*THE TASK*.
Look through the data for the string "content". Copy every line where it is found.
□ □ □ □ □ □ □
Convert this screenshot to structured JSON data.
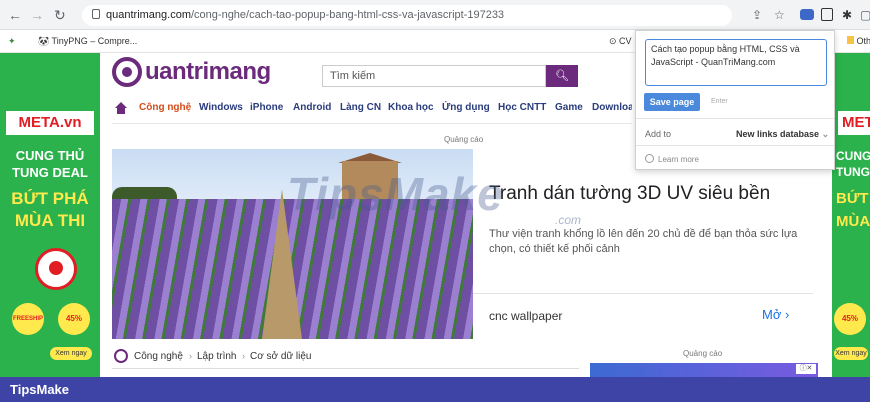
{
  "browser": {
    "url_domain": "quantrimang.com",
    "url_path": "/cong-nghe/cach-tao-popup-bang-html-css-va-javascript-197233"
  },
  "bookmarks": {
    "item1": "TinyPNG – Compre...",
    "item2": "CV",
    "item3": "Oth"
  },
  "site": {
    "logo_text": "uantrimang",
    "search_placeholder": "Tìm kiếm",
    "nav": [
      "Công nghệ",
      "Windows",
      "iPhone",
      "Android",
      "Làng CN",
      "Khoa học",
      "Ứng dụng",
      "Học CNTT",
      "Game",
      "Download"
    ],
    "ad_label": "Quảng cáo"
  },
  "left_ad": {
    "brand": "META.vn",
    "line1": "CUNG THỦ",
    "line2": "TUNG DEAL",
    "line3": "BỨT PHÁ",
    "line4": "MÙA THI",
    "freeship": "FREESHIP",
    "discount": "45%",
    "cta": "Xem ngay"
  },
  "right_ad": {
    "brand": "MET",
    "line1": "CUNG",
    "line2": "TUNG",
    "line3": "BỨT",
    "line4": "MÙA",
    "discount": "45%",
    "cta": "Xem ngay"
  },
  "hero": {
    "title": "Tranh dán tường 3D UV siêu bền",
    "desc": "Thư viện tranh khổng lồ lên đến 20 chủ đề để bạn thỏa sức lựa chọn, có thiết kế phối cảnh",
    "sponsor": "cnc wallpaper",
    "cta": "Mở"
  },
  "watermark": {
    "text": "TipsMake",
    "com": ".com"
  },
  "breadcrumb": [
    "Công nghệ",
    "Lập trình",
    "Cơ sở dữ liệu"
  ],
  "popup": {
    "title_text": "Cách tạo popup bằng HTML, CSS và JavaScript - QuanTriMang.com",
    "save_label": "Save page",
    "enter_hint": "Enter",
    "add_to_label": "Add to",
    "database": "New links database",
    "learn_more": "Learn more"
  },
  "footer": {
    "brand": "TipsMake"
  },
  "colors": {
    "brand_purple": "#6b2a7c",
    "ad_green": "#2bb24c",
    "footer_blue": "#3e44a6",
    "button_blue": "#4a89dc"
  }
}
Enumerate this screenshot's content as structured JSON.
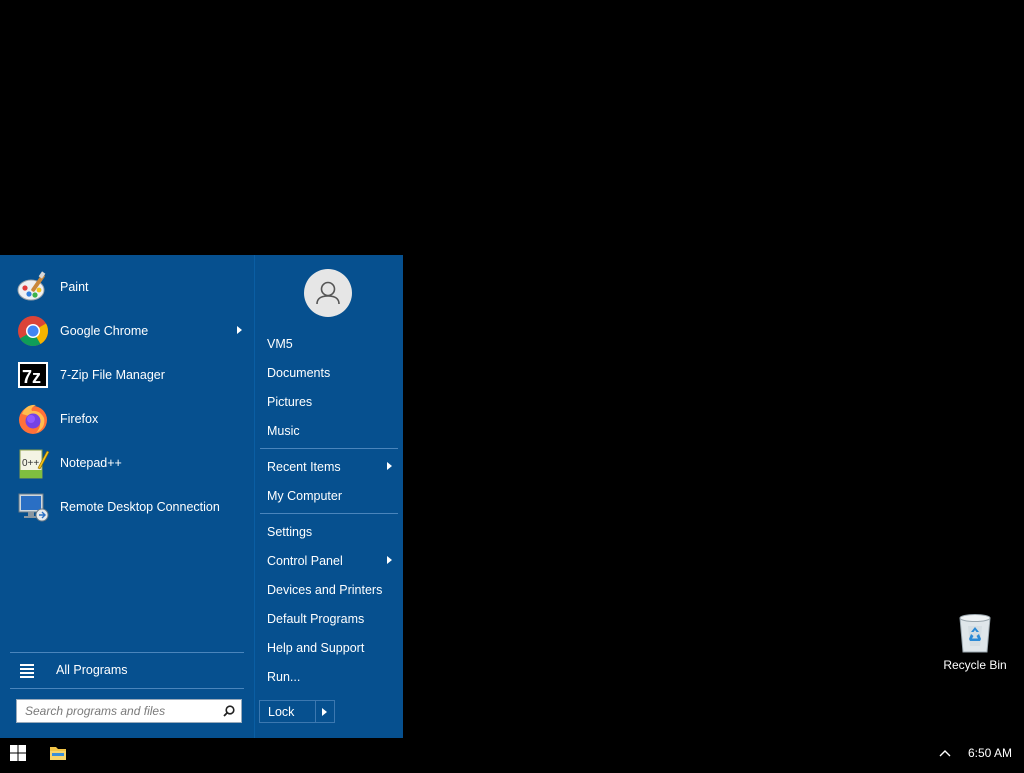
{
  "start_menu": {
    "pinned_apps": [
      {
        "label": "Paint",
        "icon": "paint-icon",
        "has_submenu": false
      },
      {
        "label": "Google Chrome",
        "icon": "chrome-icon",
        "has_submenu": true
      },
      {
        "label": "7-Zip File Manager",
        "icon": "7zip-icon",
        "has_submenu": false
      },
      {
        "label": "Firefox",
        "icon": "firefox-icon",
        "has_submenu": false
      },
      {
        "label": "Notepad++",
        "icon": "notepadpp-icon",
        "has_submenu": false
      },
      {
        "label": "Remote Desktop Connection",
        "icon": "remote-desktop-icon",
        "has_submenu": false
      }
    ],
    "all_programs_label": "All Programs",
    "search": {
      "placeholder": "Search programs and files",
      "value": ""
    },
    "right_items": {
      "vm5": "VM5",
      "documents": "Documents",
      "pictures": "Pictures",
      "music": "Music",
      "recent_items": "Recent Items",
      "my_computer": "My Computer",
      "settings": "Settings",
      "control_panel": "Control Panel",
      "devices_printers": "Devices and Printers",
      "default_programs": "Default Programs",
      "help_support": "Help and Support",
      "run": "Run..."
    },
    "lock_label": "Lock"
  },
  "desktop": {
    "recycle_bin_label": "Recycle Bin"
  },
  "taskbar": {
    "clock": "6:50 AM"
  },
  "colors": {
    "menu_bg": "#06508f",
    "separator": "#4a85bc",
    "desktop_bg": "#000000"
  }
}
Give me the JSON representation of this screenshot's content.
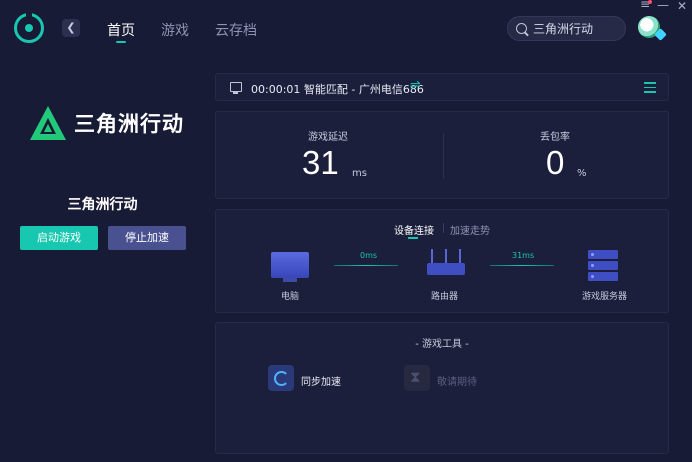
{
  "topbar": {
    "nav_tabs": [
      {
        "label": "首页",
        "active": true
      },
      {
        "label": "游戏",
        "active": false
      },
      {
        "label": "云存档",
        "active": false
      }
    ],
    "search_value": "三角洲行动",
    "window_controls": {
      "menu": "≡",
      "minimize": "—",
      "close": "✕"
    }
  },
  "left_panel": {
    "logo_text": "三角洲行动",
    "game_name": "三角洲行动",
    "start_label": "启动游戏",
    "stop_label": "停止加速"
  },
  "status": {
    "text": "00:00:01  智能匹配 - 广州电信686",
    "swap_icon": "⇌"
  },
  "stats": {
    "latency_label": "游戏延迟",
    "latency_value": "31",
    "latency_unit": "ms",
    "loss_label": "丢包率",
    "loss_value": "0",
    "loss_unit": "%"
  },
  "network": {
    "tabs": [
      "设备连接",
      "加速走势"
    ],
    "devices": [
      "电脑",
      "路由器",
      "游戏服务器"
    ],
    "links": [
      "0ms",
      "31ms"
    ]
  },
  "tools": {
    "title": "- 游戏工具 -",
    "items": [
      "同步加速",
      "敬请期待"
    ]
  },
  "colors": {
    "accent": "#17c7b0",
    "background": "#181b36",
    "card": "#1c1f3b",
    "stop_button": "#4a5190"
  }
}
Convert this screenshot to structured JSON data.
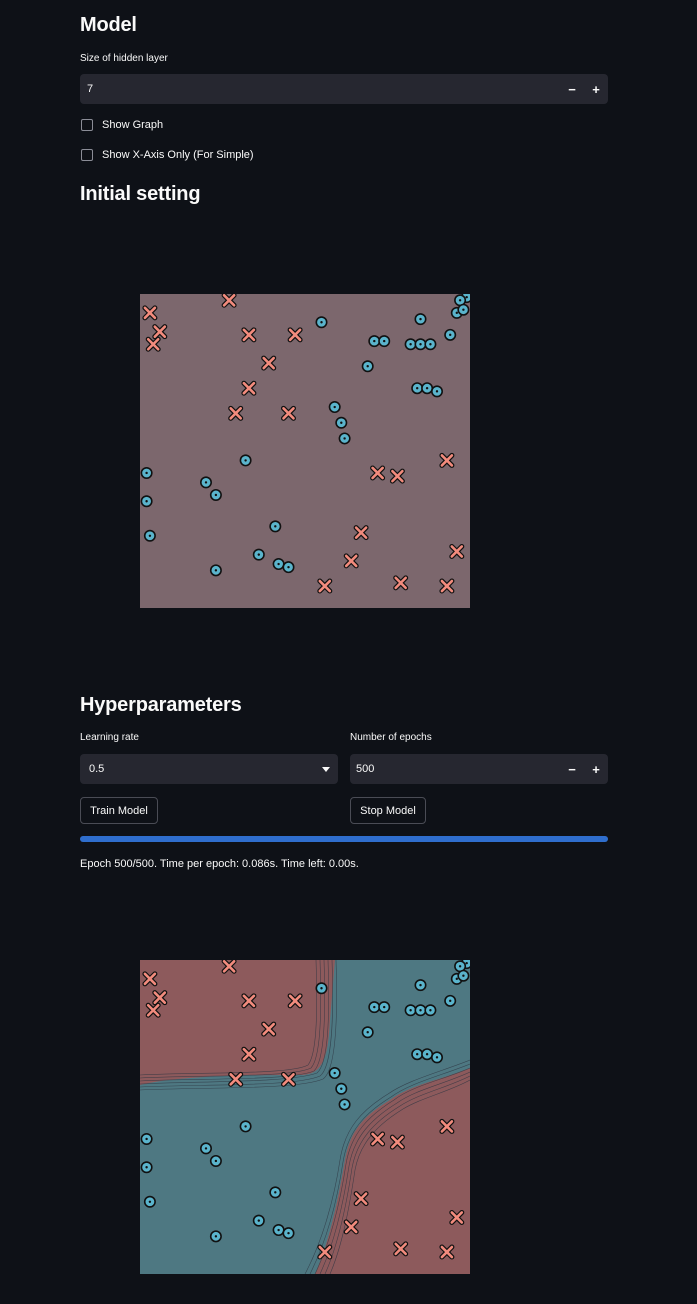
{
  "model": {
    "heading": "Model",
    "hidden_label": "Size of hidden layer",
    "hidden_value": "7",
    "minus": "−",
    "plus": "+",
    "show_graph": "Show Graph",
    "show_x_axis": "Show X-Axis Only (For Simple)"
  },
  "initial": {
    "heading": "Initial setting"
  },
  "hyper": {
    "heading": "Hyperparameters",
    "lr_label": "Learning rate",
    "lr_value": "0.5",
    "epochs_label": "Number of epochs",
    "epochs_value": "500",
    "train_button": "Train Model",
    "stop_button": "Stop Model",
    "progress": 1.0,
    "status": "Epoch 500/500. Time per epoch: 0.086s. Time left: 0.00s."
  },
  "colors": {
    "class_x": "#f28b7d",
    "class_o": "#5ab4cc",
    "region_x": "#8d5a5c",
    "region_o": "#4e7882",
    "initial_bg": "#7c676d"
  },
  "chart_data": [
    {
      "type": "scatter",
      "xlim": [
        0,
        1
      ],
      "ylim": [
        0,
        1
      ],
      "series": [
        {
          "marker": "x",
          "points": [
            [
              0.03,
              0.94
            ],
            [
              0.06,
              0.88
            ],
            [
              0.04,
              0.84
            ],
            [
              0.27,
              0.98
            ],
            [
              0.33,
              0.87
            ],
            [
              0.47,
              0.87
            ],
            [
              0.39,
              0.78
            ],
            [
              0.33,
              0.7
            ],
            [
              0.29,
              0.62
            ],
            [
              0.45,
              0.62
            ],
            [
              0.78,
              0.42
            ],
            [
              0.72,
              0.43
            ],
            [
              0.93,
              0.47
            ],
            [
              0.67,
              0.24
            ],
            [
              0.96,
              0.18
            ],
            [
              0.64,
              0.15
            ],
            [
              0.56,
              0.07
            ],
            [
              0.79,
              0.08
            ],
            [
              0.93,
              0.07
            ]
          ]
        },
        {
          "marker": "o",
          "points": [
            [
              0.55,
              0.91
            ],
            [
              0.71,
              0.85
            ],
            [
              0.74,
              0.85
            ],
            [
              0.82,
              0.84
            ],
            [
              0.85,
              0.84
            ],
            [
              0.88,
              0.84
            ],
            [
              0.85,
              0.92
            ],
            [
              0.96,
              0.94
            ],
            [
              0.99,
              0.99
            ],
            [
              0.97,
              0.98
            ],
            [
              0.98,
              0.95
            ],
            [
              0.94,
              0.87
            ],
            [
              0.69,
              0.77
            ],
            [
              0.84,
              0.7
            ],
            [
              0.87,
              0.7
            ],
            [
              0.9,
              0.69
            ],
            [
              0.59,
              0.64
            ],
            [
              0.61,
              0.59
            ],
            [
              0.62,
              0.54
            ],
            [
              0.32,
              0.47
            ],
            [
              0.02,
              0.43
            ],
            [
              0.2,
              0.4
            ],
            [
              0.23,
              0.36
            ],
            [
              0.02,
              0.34
            ],
            [
              0.41,
              0.26
            ],
            [
              0.03,
              0.23
            ],
            [
              0.36,
              0.17
            ],
            [
              0.42,
              0.14
            ],
            [
              0.45,
              0.13
            ],
            [
              0.23,
              0.12
            ]
          ]
        }
      ]
    },
    {
      "type": "scatter",
      "xlim": [
        0,
        1
      ],
      "ylim": [
        0,
        1
      ],
      "series": [
        {
          "marker": "x",
          "points": [
            [
              0.03,
              0.94
            ],
            [
              0.06,
              0.88
            ],
            [
              0.04,
              0.84
            ],
            [
              0.27,
              0.98
            ],
            [
              0.33,
              0.87
            ],
            [
              0.47,
              0.87
            ],
            [
              0.39,
              0.78
            ],
            [
              0.33,
              0.7
            ],
            [
              0.29,
              0.62
            ],
            [
              0.45,
              0.62
            ],
            [
              0.78,
              0.42
            ],
            [
              0.72,
              0.43
            ],
            [
              0.93,
              0.47
            ],
            [
              0.67,
              0.24
            ],
            [
              0.96,
              0.18
            ],
            [
              0.64,
              0.15
            ],
            [
              0.56,
              0.07
            ],
            [
              0.79,
              0.08
            ],
            [
              0.93,
              0.07
            ]
          ]
        },
        {
          "marker": "o",
          "points": [
            [
              0.55,
              0.91
            ],
            [
              0.71,
              0.85
            ],
            [
              0.74,
              0.85
            ],
            [
              0.82,
              0.84
            ],
            [
              0.85,
              0.84
            ],
            [
              0.88,
              0.84
            ],
            [
              0.85,
              0.92
            ],
            [
              0.96,
              0.94
            ],
            [
              0.99,
              0.99
            ],
            [
              0.97,
              0.98
            ],
            [
              0.98,
              0.95
            ],
            [
              0.94,
              0.87
            ],
            [
              0.69,
              0.77
            ],
            [
              0.84,
              0.7
            ],
            [
              0.87,
              0.7
            ],
            [
              0.9,
              0.69
            ],
            [
              0.59,
              0.64
            ],
            [
              0.61,
              0.59
            ],
            [
              0.62,
              0.54
            ],
            [
              0.32,
              0.47
            ],
            [
              0.02,
              0.43
            ],
            [
              0.2,
              0.4
            ],
            [
              0.23,
              0.36
            ],
            [
              0.02,
              0.34
            ],
            [
              0.41,
              0.26
            ],
            [
              0.03,
              0.23
            ],
            [
              0.36,
              0.17
            ],
            [
              0.42,
              0.14
            ],
            [
              0.45,
              0.13
            ],
            [
              0.23,
              0.12
            ]
          ]
        }
      ]
    }
  ]
}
□ □ □ □ □ □ □
*COMPLETE ANSWER*.
Enumerate this screenshot's content as structured JSON.
Give me the JSON representation of this screenshot's content.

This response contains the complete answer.